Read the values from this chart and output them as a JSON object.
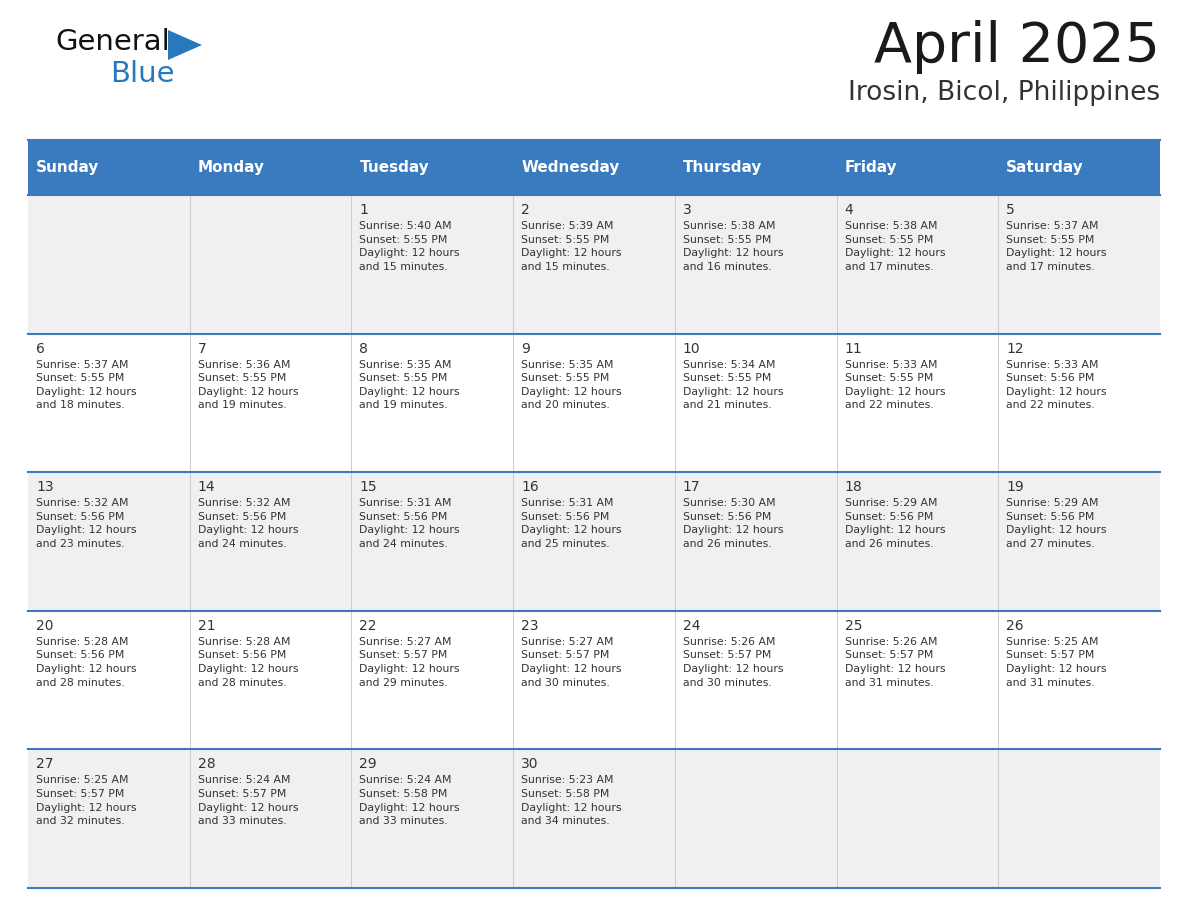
{
  "title": "April 2025",
  "subtitle": "Irosin, Bicol, Philippines",
  "days_of_week": [
    "Sunday",
    "Monday",
    "Tuesday",
    "Wednesday",
    "Thursday",
    "Friday",
    "Saturday"
  ],
  "header_bg_color": "#3A7BBF",
  "header_text_color": "#FFFFFF",
  "cell_bg_even": "#F0F0F0",
  "cell_bg_odd": "#FFFFFF",
  "day_num_color": "#333333",
  "info_text_color": "#333333",
  "grid_line_color": "#3A7BBF",
  "title_color": "#1a1a1a",
  "subtitle_color": "#333333",
  "logo_general_color": "#111111",
  "logo_blue_color": "#2878BE",
  "calendar_data": [
    {
      "day": 1,
      "col": 2,
      "row": 0,
      "sunrise": "5:40 AM",
      "sunset": "5:55 PM",
      "daylight_line1": "Daylight: 12 hours",
      "daylight_line2": "and 15 minutes."
    },
    {
      "day": 2,
      "col": 3,
      "row": 0,
      "sunrise": "5:39 AM",
      "sunset": "5:55 PM",
      "daylight_line1": "Daylight: 12 hours",
      "daylight_line2": "and 15 minutes."
    },
    {
      "day": 3,
      "col": 4,
      "row": 0,
      "sunrise": "5:38 AM",
      "sunset": "5:55 PM",
      "daylight_line1": "Daylight: 12 hours",
      "daylight_line2": "and 16 minutes."
    },
    {
      "day": 4,
      "col": 5,
      "row": 0,
      "sunrise": "5:38 AM",
      "sunset": "5:55 PM",
      "daylight_line1": "Daylight: 12 hours",
      "daylight_line2": "and 17 minutes."
    },
    {
      "day": 5,
      "col": 6,
      "row": 0,
      "sunrise": "5:37 AM",
      "sunset": "5:55 PM",
      "daylight_line1": "Daylight: 12 hours",
      "daylight_line2": "and 17 minutes."
    },
    {
      "day": 6,
      "col": 0,
      "row": 1,
      "sunrise": "5:37 AM",
      "sunset": "5:55 PM",
      "daylight_line1": "Daylight: 12 hours",
      "daylight_line2": "and 18 minutes."
    },
    {
      "day": 7,
      "col": 1,
      "row": 1,
      "sunrise": "5:36 AM",
      "sunset": "5:55 PM",
      "daylight_line1": "Daylight: 12 hours",
      "daylight_line2": "and 19 minutes."
    },
    {
      "day": 8,
      "col": 2,
      "row": 1,
      "sunrise": "5:35 AM",
      "sunset": "5:55 PM",
      "daylight_line1": "Daylight: 12 hours",
      "daylight_line2": "and 19 minutes."
    },
    {
      "day": 9,
      "col": 3,
      "row": 1,
      "sunrise": "5:35 AM",
      "sunset": "5:55 PM",
      "daylight_line1": "Daylight: 12 hours",
      "daylight_line2": "and 20 minutes."
    },
    {
      "day": 10,
      "col": 4,
      "row": 1,
      "sunrise": "5:34 AM",
      "sunset": "5:55 PM",
      "daylight_line1": "Daylight: 12 hours",
      "daylight_line2": "and 21 minutes."
    },
    {
      "day": 11,
      "col": 5,
      "row": 1,
      "sunrise": "5:33 AM",
      "sunset": "5:55 PM",
      "daylight_line1": "Daylight: 12 hours",
      "daylight_line2": "and 22 minutes."
    },
    {
      "day": 12,
      "col": 6,
      "row": 1,
      "sunrise": "5:33 AM",
      "sunset": "5:56 PM",
      "daylight_line1": "Daylight: 12 hours",
      "daylight_line2": "and 22 minutes."
    },
    {
      "day": 13,
      "col": 0,
      "row": 2,
      "sunrise": "5:32 AM",
      "sunset": "5:56 PM",
      "daylight_line1": "Daylight: 12 hours",
      "daylight_line2": "and 23 minutes."
    },
    {
      "day": 14,
      "col": 1,
      "row": 2,
      "sunrise": "5:32 AM",
      "sunset": "5:56 PM",
      "daylight_line1": "Daylight: 12 hours",
      "daylight_line2": "and 24 minutes."
    },
    {
      "day": 15,
      "col": 2,
      "row": 2,
      "sunrise": "5:31 AM",
      "sunset": "5:56 PM",
      "daylight_line1": "Daylight: 12 hours",
      "daylight_line2": "and 24 minutes."
    },
    {
      "day": 16,
      "col": 3,
      "row": 2,
      "sunrise": "5:31 AM",
      "sunset": "5:56 PM",
      "daylight_line1": "Daylight: 12 hours",
      "daylight_line2": "and 25 minutes."
    },
    {
      "day": 17,
      "col": 4,
      "row": 2,
      "sunrise": "5:30 AM",
      "sunset": "5:56 PM",
      "daylight_line1": "Daylight: 12 hours",
      "daylight_line2": "and 26 minutes."
    },
    {
      "day": 18,
      "col": 5,
      "row": 2,
      "sunrise": "5:29 AM",
      "sunset": "5:56 PM",
      "daylight_line1": "Daylight: 12 hours",
      "daylight_line2": "and 26 minutes."
    },
    {
      "day": 19,
      "col": 6,
      "row": 2,
      "sunrise": "5:29 AM",
      "sunset": "5:56 PM",
      "daylight_line1": "Daylight: 12 hours",
      "daylight_line2": "and 27 minutes."
    },
    {
      "day": 20,
      "col": 0,
      "row": 3,
      "sunrise": "5:28 AM",
      "sunset": "5:56 PM",
      "daylight_line1": "Daylight: 12 hours",
      "daylight_line2": "and 28 minutes."
    },
    {
      "day": 21,
      "col": 1,
      "row": 3,
      "sunrise": "5:28 AM",
      "sunset": "5:56 PM",
      "daylight_line1": "Daylight: 12 hours",
      "daylight_line2": "and 28 minutes."
    },
    {
      "day": 22,
      "col": 2,
      "row": 3,
      "sunrise": "5:27 AM",
      "sunset": "5:57 PM",
      "daylight_line1": "Daylight: 12 hours",
      "daylight_line2": "and 29 minutes."
    },
    {
      "day": 23,
      "col": 3,
      "row": 3,
      "sunrise": "5:27 AM",
      "sunset": "5:57 PM",
      "daylight_line1": "Daylight: 12 hours",
      "daylight_line2": "and 30 minutes."
    },
    {
      "day": 24,
      "col": 4,
      "row": 3,
      "sunrise": "5:26 AM",
      "sunset": "5:57 PM",
      "daylight_line1": "Daylight: 12 hours",
      "daylight_line2": "and 30 minutes."
    },
    {
      "day": 25,
      "col": 5,
      "row": 3,
      "sunrise": "5:26 AM",
      "sunset": "5:57 PM",
      "daylight_line1": "Daylight: 12 hours",
      "daylight_line2": "and 31 minutes."
    },
    {
      "day": 26,
      "col": 6,
      "row": 3,
      "sunrise": "5:25 AM",
      "sunset": "5:57 PM",
      "daylight_line1": "Daylight: 12 hours",
      "daylight_line2": "and 31 minutes."
    },
    {
      "day": 27,
      "col": 0,
      "row": 4,
      "sunrise": "5:25 AM",
      "sunset": "5:57 PM",
      "daylight_line1": "Daylight: 12 hours",
      "daylight_line2": "and 32 minutes."
    },
    {
      "day": 28,
      "col": 1,
      "row": 4,
      "sunrise": "5:24 AM",
      "sunset": "5:57 PM",
      "daylight_line1": "Daylight: 12 hours",
      "daylight_line2": "and 33 minutes."
    },
    {
      "day": 29,
      "col": 2,
      "row": 4,
      "sunrise": "5:24 AM",
      "sunset": "5:58 PM",
      "daylight_line1": "Daylight: 12 hours",
      "daylight_line2": "and 33 minutes."
    },
    {
      "day": 30,
      "col": 3,
      "row": 4,
      "sunrise": "5:23 AM",
      "sunset": "5:58 PM",
      "daylight_line1": "Daylight: 12 hours",
      "daylight_line2": "and 34 minutes."
    }
  ]
}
※
PROBLEM DETAILS
Leave out the pictures and retype every line above exactly.

EXERCISE OUTPUT
Read the values from this chart and output them as a JSON object.
{
  "title": "April 2025",
  "subtitle": "Irosin, Bicol, Philippines",
  "days_of_week": [
    "Sunday",
    "Monday",
    "Tuesday",
    "Wednesday",
    "Thursday",
    "Friday",
    "Saturday"
  ],
  "header_bg_color": "#3A7BBF",
  "header_text_color": "#FFFFFF",
  "cell_bg_even": "#F0F0F0",
  "cell_bg_odd": "#FFFFFF",
  "day_num_color": "#333333",
  "info_text_color": "#333333",
  "grid_line_color": "#3A7BBF",
  "title_color": "#1a1a1a",
  "subtitle_color": "#333333",
  "logo_general_color": "#111111",
  "logo_blue_color": "#2878BE",
  "calendar_data": [
    {
      "day": 1,
      "col": 2,
      "row": 0,
      "sunrise": "5:40 AM",
      "sunset": "5:55 PM",
      "daylight_line1": "Daylight: 12 hours",
      "daylight_line2": "and 15 minutes."
    },
    {
      "day": 2,
      "col": 3,
      "row": 0,
      "sunrise": "5:39 AM",
      "sunset": "5:55 PM",
      "daylight_line1": "Daylight: 12 hours",
      "daylight_line2": "and 15 minutes."
    },
    {
      "day": 3,
      "col": 4,
      "row": 0,
      "sunrise": "5:38 AM",
      "sunset": "5:55 PM",
      "daylight_line1": "Daylight: 12 hours",
      "daylight_line2": "and 16 minutes."
    },
    {
      "day": 4,
      "col": 5,
      "row": 0,
      "sunrise": "5:38 AM",
      "sunset": "5:55 PM",
      "daylight_line1": "Daylight: 12 hours",
      "daylight_line2": "and 17 minutes."
    },
    {
      "day": 5,
      "col": 6,
      "row": 0,
      "sunrise": "5:37 AM",
      "sunset": "5:55 PM",
      "daylight_line1": "Daylight: 12 hours",
      "daylight_line2": "and 17 minutes."
    },
    {
      "day": 6,
      "col": 0,
      "row": 1,
      "sunrise": "5:37 AM",
      "sunset": "5:55 PM",
      "daylight_line1": "Daylight: 12 hours",
      "daylight_line2": "and 18 minutes."
    },
    {
      "day": 7,
      "col": 1,
      "row": 1,
      "sunrise": "5:36 AM",
      "sunset": "5:55 PM",
      "daylight_line1": "Daylight: 12 hours",
      "daylight_line2": "and 19 minutes."
    },
    {
      "day": 8,
      "col": 2,
      "row": 1,
      "sunrise": "5:35 AM",
      "sunset": "5:55 PM",
      "daylight_line1": "Daylight: 12 hours",
      "daylight_line2": "and 19 minutes."
    },
    {
      "day": 9,
      "col": 3,
      "row": 1,
      "sunrise": "5:35 AM",
      "sunset": "5:55 PM",
      "daylight_line1": "Daylight: 12 hours",
      "daylight_line2": "and 20 minutes."
    },
    {
      "day": 10,
      "col": 4,
      "row": 1,
      "sunrise": "5:34 AM",
      "sunset": "5:55 PM",
      "daylight_line1": "Daylight: 12 hours",
      "daylight_line2": "and 21 minutes."
    },
    {
      "day": 11,
      "col": 5,
      "row": 1,
      "sunrise": "5:33 AM",
      "sunset": "5:55 PM",
      "daylight_line1": "Daylight: 12 hours",
      "daylight_line2": "and 22 minutes."
    },
    {
      "day": 12,
      "col": 6,
      "row": 1,
      "sunrise": "5:33 AM",
      "sunset": "5:56 PM",
      "daylight_line1": "Daylight: 12 hours",
      "daylight_line2": "and 22 minutes."
    },
    {
      "day": 13,
      "col": 0,
      "row": 2,
      "sunrise": "5:32 AM",
      "sunset": "5:56 PM",
      "daylight_line1": "Daylight: 12 hours",
      "daylight_line2": "and 23 minutes."
    },
    {
      "day": 14,
      "col": 1,
      "row": 2,
      "sunrise": "5:32 AM",
      "sunset": "5:56 PM",
      "daylight_line1": "Daylight: 12 hours",
      "daylight_line2": "and 24 minutes."
    },
    {
      "day": 15,
      "col": 2,
      "row": 2,
      "sunrise": "5:31 AM",
      "sunset": "5:56 PM",
      "daylight_line1": "Daylight: 12 hours",
      "daylight_line2": "and 24 minutes."
    },
    {
      "day": 16,
      "col": 3,
      "row": 2,
      "sunrise": "5:31 AM",
      "sunset": "5:56 PM",
      "daylight_line1": "Daylight: 12 hours",
      "daylight_line2": "and 25 minutes."
    },
    {
      "day": 17,
      "col": 4,
      "row": 2,
      "sunrise": "5:30 AM",
      "sunset": "5:56 PM",
      "daylight_line1": "Daylight: 12 hours",
      "daylight_line2": "and 26 minutes."
    },
    {
      "day": 18,
      "col": 5,
      "row": 2,
      "sunrise": "5:29 AM",
      "sunset": "5:56 PM",
      "daylight_line1": "Daylight: 12 hours",
      "daylight_line2": "and 26 minutes."
    },
    {
      "day": 19,
      "col": 6,
      "row": 2,
      "sunrise": "5:29 AM",
      "sunset": "5:56 PM",
      "daylight_line1": "Daylight: 12 hours",
      "daylight_line2": "and 27 minutes."
    },
    {
      "day": 20,
      "col": 0,
      "row": 3,
      "sunrise": "5:28 AM",
      "sunset": "5:56 PM",
      "daylight_line1": "Daylight: 12 hours",
      "daylight_line2": "and 28 minutes."
    },
    {
      "day": 21,
      "col": 1,
      "row": 3,
      "sunrise": "5:28 AM",
      "sunset": "5:56 PM",
      "daylight_line1": "Daylight: 12 hours",
      "daylight_line2": "and 28 minutes."
    },
    {
      "day": 22,
      "col": 2,
      "row": 3,
      "sunrise": "5:27 AM",
      "sunset": "5:57 PM",
      "daylight_line1": "Daylight: 12 hours",
      "daylight_line2": "and 29 minutes."
    },
    {
      "day": 23,
      "col": 3,
      "row": 3,
      "sunrise": "5:27 AM",
      "sunset": "5:57 PM",
      "daylight_line1": "Daylight: 12 hours",
      "daylight_line2": "and 30 minutes."
    },
    {
      "day": 24,
      "col": 4,
      "row": 3,
      "sunrise": "5:26 AM",
      "sunset": "5:57 PM",
      "daylight_line1": "Daylight: 12 hours",
      "daylight_line2": "and 30 minutes."
    },
    {
      "day": 25,
      "col": 5,
      "row": 3,
      "sunrise": "5:26 AM",
      "sunset": "5:57 PM",
      "daylight_line1": "Daylight: 12 hours",
      "daylight_line2": "and 31 minutes."
    },
    {
      "day": 26,
      "col": 6,
      "row": 3,
      "sunrise": "5:25 AM",
      "sunset": "5:57 PM",
      "daylight_line1": "Daylight: 12 hours",
      "daylight_line2": "and 31 minutes."
    },
    {
      "day": 27,
      "col": 0,
      "row": 4,
      "sunrise": "5:25 AM",
      "sunset": "5:57 PM",
      "daylight_line1": "Daylight: 12 hours",
      "daylight_line2": "and 32 minutes."
    },
    {
      "day": 28,
      "col": 1,
      "row": 4,
      "sunrise": "5:24 AM",
      "sunset": "5:57 PM",
      "daylight_line1": "Daylight: 12 hours",
      "daylight_line2": "and 33 minutes."
    },
    {
      "day": 29,
      "col": 2,
      "row": 4,
      "sunrise": "5:24 AM",
      "sunset": "5:58 PM",
      "daylight_line1": "Daylight: 12 hours",
      "daylight_line2": "and 33 minutes."
    },
    {
      "day": 30,
      "col": 3,
      "row": 4,
      "sunrise": "5:23 AM",
      "sunset": "5:58 PM",
      "daylight_line1": "Daylight: 12 hours",
      "daylight_line2": "and 34 minutes."
    }
  ]
}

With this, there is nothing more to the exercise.